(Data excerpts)

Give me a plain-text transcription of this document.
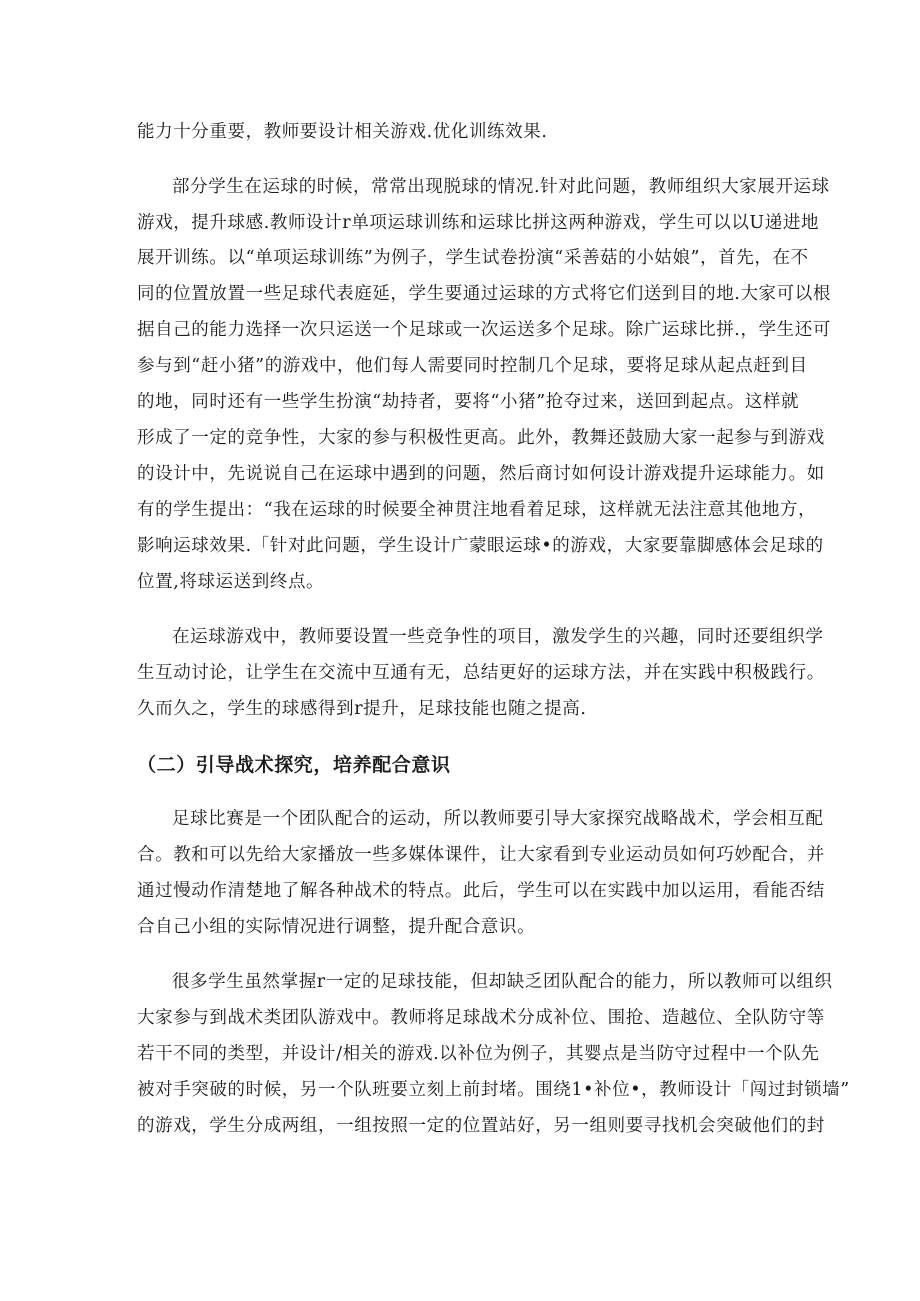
能力十分重要，教师要设计相关游戏.优化训练效果.
部分学生在运球的时候，常常出现脱球的情况.针对此问题，教师组织大家展开运球
游戏，提升球感.教师设计r单项运球训练和运球比拼这两种游戏，学生可以以U递进地
展开训练。以“单项运球训练”为例子，学生试卷扮演“采善菇的小姑娘”，首先，在不
同的位置放置一些足球代表庭延，学生要通过运球的方式将它们送到目的地.大家可以根
据自己的能力选择一次只运送一个足球或一次运送多个足球。除广运球比拼.，学生还可
参与到“赶小猪”的游戏中，他们每人需要同时控制几个足球，要将足球从起点赶到目
的地，同时还有一些学生扮演“劫持者，要将“小猪”抢夺过来，送回到起点。这样就
形成了一定的竞争性，大家的参与积极性更高。此外，教舞还鼓励大家一起参与到游戏
的设计中，先说说自己在运球中遇到的问题，然后商讨如何设计游戏提升运球能力。如
有的学生提出：“我在运球的时候要全神贯注地看着足球，这样就无法注意其他地方，
影响运球效果.「针对此问题，学生设计广蒙眼运球•的游戏，大家要靠脚感体会足球的
位置,将球运送到终点。
在运球游戏中，教师要设置一些竞争性的项目，激发学生的兴趣，同时还要组织学
生互动讨论，让学生在交流中互通有无，总结更好的运球方法，并在实践中积极践行。
久而久之，学生的球感得到r提升，足球技能也随之提高.
（二）引导战术探究，培养配合意识
足球比赛是一个团队配合的运动，所以教师要引导大家探究战略战术，学会相互配
合。教和可以先给大家播放一些多媒体课件，让大家看到专业运动员如何巧妙配合，并
通过慢动作清楚地了解各种战术的特点。此后，学生可以在实践中加以运用，看能否结
合自己小组的实际情况进行调整，提升配合意识。
很多学生虽然掌握r一定的足球技能，但却缺乏团队配合的能力，所以教师可以组织
大家参与到战术类团队游戏中。教师将足球战术分成补位、围抢、造越位、全队防守等
若干不同的类型，并设计/相关的游戏.以补位为例子，其婴点是当防守过程中一个队先
被对手突破的时候，另一个队班要立刻上前封堵。围绕1•补位•，教师设计「闯过封锁墙”
的游戏，学生分成两组，一组按照一定的位置站好，另一组则要寻找机会突破他们的封
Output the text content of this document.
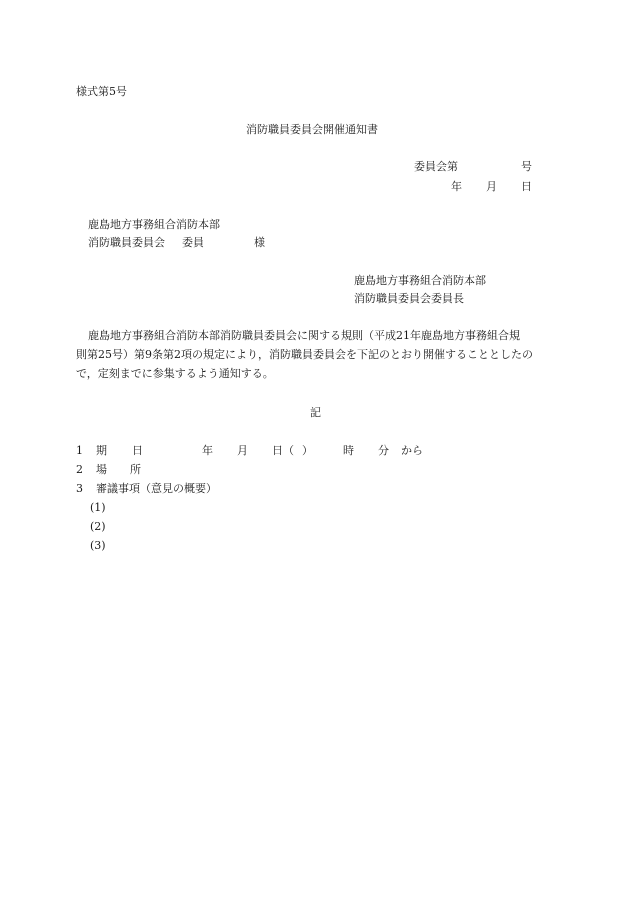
様式第5号
消防職員委員会開催通知書
委員会第	号
年 月 日
鹿島地方事務組合消防本部
消防職員委員会 委員	様
鹿島地方事務組合消防本部
消防職員委員会委員長
鹿島地方事務組合消防本部消防職員委員会に関する規則（平成21年鹿島地方事務組合規
則第25号）第9条第2項の規定により，消防職員委員会を下記のとおり開催することとしたの
で，定刻までに参集するよう通知する。
記
1 期 日	年 月 日（ ）	時 分 から
2 場 所
3 審議事項（意見の概要）
(1)
(2)
(3)
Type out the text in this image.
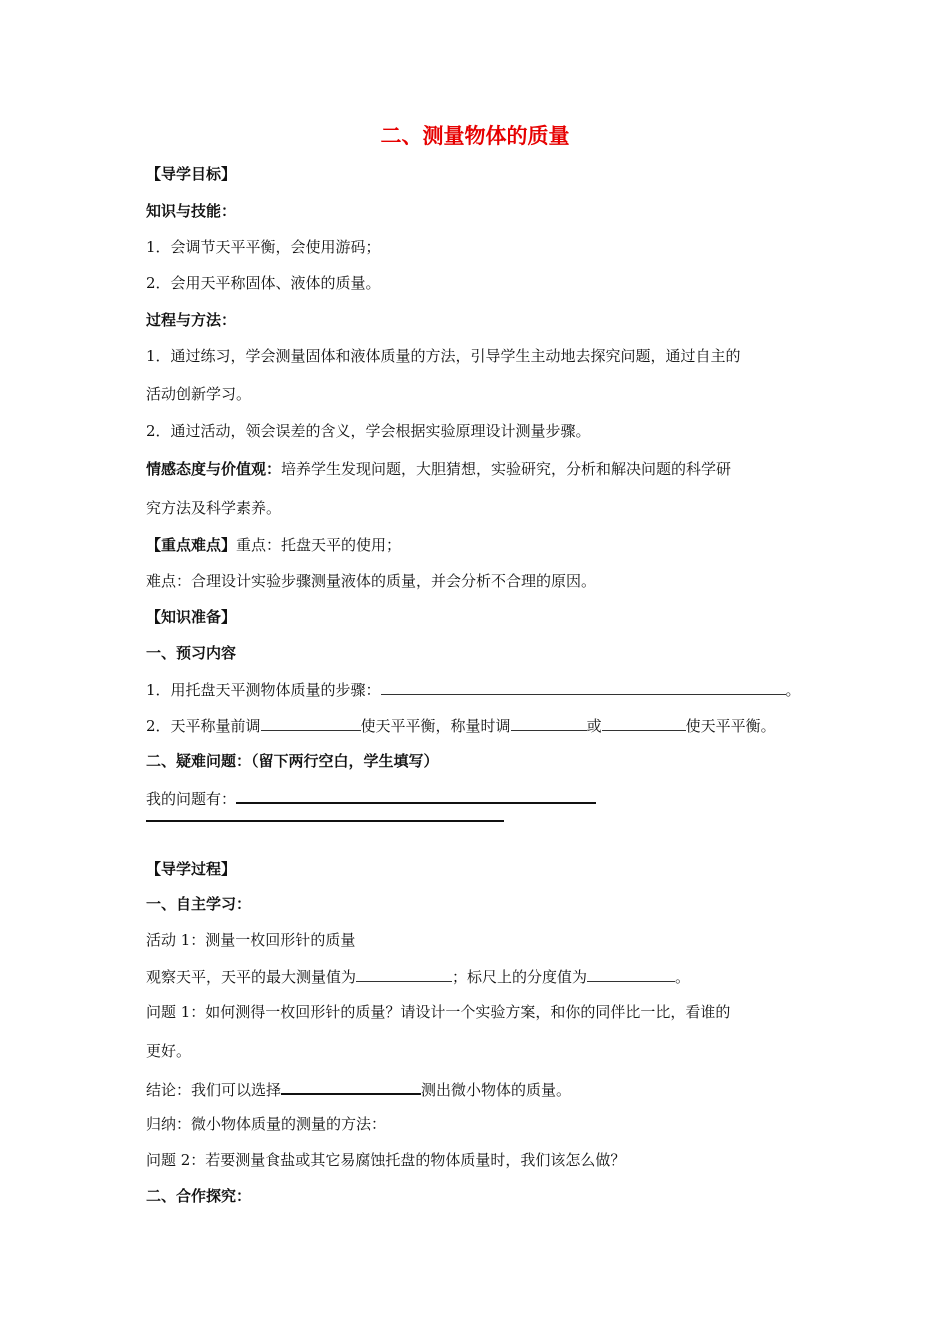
二、测量物体的质量
【导学目标】
知识与技能：
1．会调节天平平衡，会使用游码；
2．会用天平称固体、液体的质量。
过程与方法：
1．通过练习，学会测量固体和液体质量的方法，引导学生主动地去探究问题，通过自主的
活动创新学习。
2．通过活动，领会误差的含义，学会根据实验原理设计测量步骤。
情感态度与价值观：培养学生发现问题，大胆猜想，实验研究，分析和解决问题的科学研
究方法及科学素养。
【重点难点】重点：托盘天平的使用；
难点：合理设计实验步骤测量液体的质量，并会分析不合理的原因。
【知识准备】
一、预习内容
1．用托盘天平测物体质量的步骤：	。
2．天平称量前调	使天平平衡，称量时调	或	使天平平衡。
二、疑难问题：（留下两行空白，学生填写）
我的问题有：
【导学过程】
一、自主学习：
活动 1：测量一枚回形针的质量
观察天平，天平的最大测量值为	；标尺上的分度值为	。
问题 1：如何测得一枚回形针的质量？请设计一个实验方案，和你的同伴比一比，看谁的
更好。
结论：我们可以选择	测出微小物体的质量。
归纳：微小物体质量的测量的方法：
问题 2：若要测量食盐或其它易腐蚀托盘的物体质量时，我们该怎么做？
二、合作探究：
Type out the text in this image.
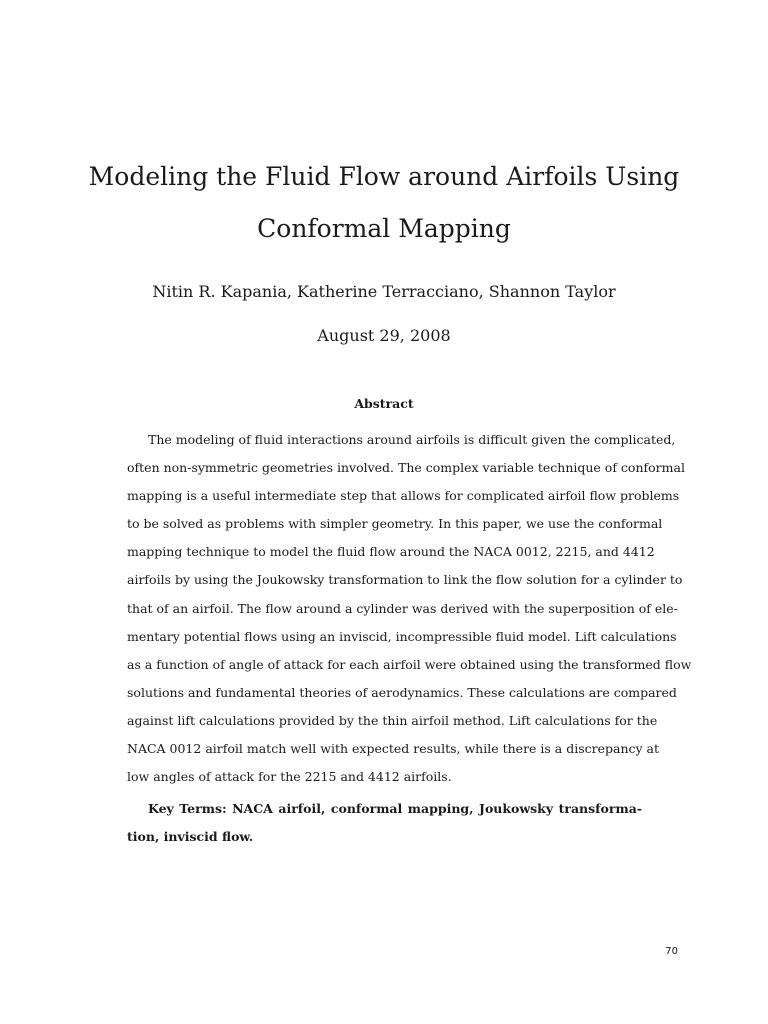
Modeling the Fluid Flow around Airfoils Using
Conformal Mapping
Nitin R. Kapania, Katherine Terracciano, Shannon Taylor
August 29, 2008
Abstract
The modeling of fluid interactions around airfoils is difficult given the complicated,
often non-symmetric geometries involved. The complex variable technique of conformal
mapping is a useful intermediate step that allows for complicated airfoil flow problems
to be solved as problems with simpler geometry. In this paper, we use the conformal
mapping technique to model the fluid flow around the NACA 0012, 2215, and 4412
airfoils by using the Joukowsky transformation to link the flow solution for a cylinder to
that of an airfoil. The flow around a cylinder was derived with the superposition of ele-
mentary potential flows using an inviscid, incompressible fluid model. Lift calculations
as a function of angle of attack for each airfoil were obtained using the transformed flow
solutions and fundamental theories of aerodynamics. These calculations are compared
against lift calculations provided by the thin airfoil method. Lift calculations for the
NACA 0012 airfoil match well with expected results, while there is a discrepancy at
low angles of attack for the 2215 and 4412 airfoils.
Key Terms: NACA airfoil, conformal mapping, Joukowsky transforma-
tion, inviscid flow.
70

■ **Task prompt**
Quote every record above exactly, omitting any pictures they contain.

■ **Output for this exercise**
Give me a plain-text transcription of this document.
能力十分重要，教师要设计相关游戏.优化训练效果.
部分学生在运球的时候，常常出现脱球的情况.针对此问题，教师组织大家展开运球
游戏，提升球感.教师设计r单项运球训练和运球比拼这两种游戏，学生可以以U递进地
展开训练。以“单项运球训练”为例子，学生试卷扮演“采善菇的小姑娘”，首先，在不
同的位置放置一些足球代表庭延，学生要通过运球的方式将它们送到目的地.大家可以根
据自己的能力选择一次只运送一个足球或一次运送多个足球。除广运球比拼.，学生还可
参与到“赶小猪”的游戏中，他们每人需要同时控制几个足球，要将足球从起点赶到目
的地，同时还有一些学生扮演“劫持者，要将“小猪”抢夺过来，送回到起点。这样就
形成了一定的竞争性，大家的参与积极性更高。此外，教舞还鼓励大家一起参与到游戏
的设计中，先说说自己在运球中遇到的问题，然后商讨如何设计游戏提升运球能力。如
有的学生提出：“我在运球的时候要全神贯注地看着足球，这样就无法注意其他地方，
影响运球效果.「针对此问题，学生设计广蒙眼运球•的游戏，大家要靠脚感体会足球的
位置,将球运送到终点。
在运球游戏中，教师要设置一些竞争性的项目，激发学生的兴趣，同时还要组织学
生互动讨论，让学生在交流中互通有无，总结更好的运球方法，并在实践中积极践行。
久而久之，学生的球感得到r提升，足球技能也随之提高.
（二）引导战术探究，培养配合意识
足球比赛是一个团队配合的运动，所以教师要引导大家探究战略战术，学会相互配
合。教和可以先给大家播放一些多媒体课件，让大家看到专业运动员如何巧妙配合，并
通过慢动作清楚地了解各种战术的特点。此后，学生可以在实践中加以运用，看能否结
合自己小组的实际情况进行调整，提升配合意识。
很多学生虽然掌握r一定的足球技能，但却缺乏团队配合的能力，所以教师可以组织
大家参与到战术类团队游戏中。教师将足球战术分成补位、围抢、造越位、全队防守等
若干不同的类型，并设计/相关的游戏.以补位为例子，其婴点是当防守过程中一个队先
被对手突破的时候，另一个队班要立刻上前封堵。围绕1•补位•，教师设计「闯过封锁墙”
的游戏，学生分成两组，一组按照一定的位置站好，另一组则要寻找机会突破他们的封
Output the text content of this document.
様式第5号
消防職員委員会開催通知書
委員会第	号
年 月 日
鹿島地方事務組合消防本部
消防職員委員会 委員	様
鹿島地方事務組合消防本部
消防職員委員会委員長
鹿島地方事務組合消防本部消防職員委員会に関する規則（平成21年鹿島地方事務組合規
則第25号）第9条第2項の規定により，消防職員委員会を下記のとおり開催することとしたの
で，定刻までに参集するよう通知する。
記
1 期 日	年 月 日（ ）	時 分 から
2 場 所
3 審議事項（意見の概要）
(1)
(2)
(3)
Type out the text in this image.
二、测量物体的质量
【导学目标】
知识与技能：
1．会调节天平平衡，会使用游码；
2．会用天平称固体、液体的质量。
过程与方法：
1．通过练习，学会测量固体和液体质量的方法，引导学生主动地去探究问题，通过自主的
活动创新学习。
2．通过活动，领会误差的含义，学会根据实验原理设计测量步骤。
情感态度与价值观：培养学生发现问题，大胆猜想，实验研究，分析和解决问题的科学研
究方法及科学素养。
【重点难点】重点：托盘天平的使用；
难点：合理设计实验步骤测量液体的质量，并会分析不合理的原因。
【知识准备】
一、预习内容
1．用托盘天平测物体质量的步骤：	。
2．天平称量前调	使天平平衡，称量时调	或	使天平平衡。
二、疑难问题：（留下两行空白，学生填写）
我的问题有：
【导学过程】
一、自主学习：
活动 1：测量一枚回形针的质量
观察天平，天平的最大测量值为	；标尺上的分度值为	。
问题 1：如何测得一枚回形针的质量？请设计一个实验方案，和你的同伴比一比，看谁的
更好。
结论：我们可以选择	测出微小物体的质量。
归纳：微小物体质量的测量的方法：
问题 2：若要测量食盐或其它易腐蚀托盘的物体质量时，我们该怎么做？
二、合作探究：
Type out the text in this image.
Modeling the Fluid Flow around Airfoils Using
Conformal Mapping
Nitin R. Kapania, Katherine Terracciano, Shannon Taylor
August 29, 2008
Abstract
The modeling of fluid interactions around airfoils is difficult given the complicated,
often non-symmetric geometries involved. The complex variable technique of conformal
mapping is a useful intermediate step that allows for complicated airfoil flow problems
to be solved as problems with simpler geometry. In this paper, we use the conformal
mapping technique to model the fluid flow around the NACA 0012, 2215, and 4412
airfoils by using the Joukowsky transformation to link the flow solution for a cylinder to
that of an airfoil. The flow around a cylinder was derived with the superposition of ele-
mentary potential flows using an inviscid, incompressible fluid model. Lift calculations
as a function of angle of attack for each airfoil were obtained using the transformed flow
solutions and fundamental theories of aerodynamics. These calculations are compared
against lift calculations provided by the thin airfoil method. Lift calculations for the
NACA 0012 airfoil match well with expected results, while there is a discrepancy at
low angles of attack for the 2215 and 4412 airfoils.
Key Terms: NACA airfoil, conformal mapping, Joukowsky transforma-
tion, inviscid flow.
70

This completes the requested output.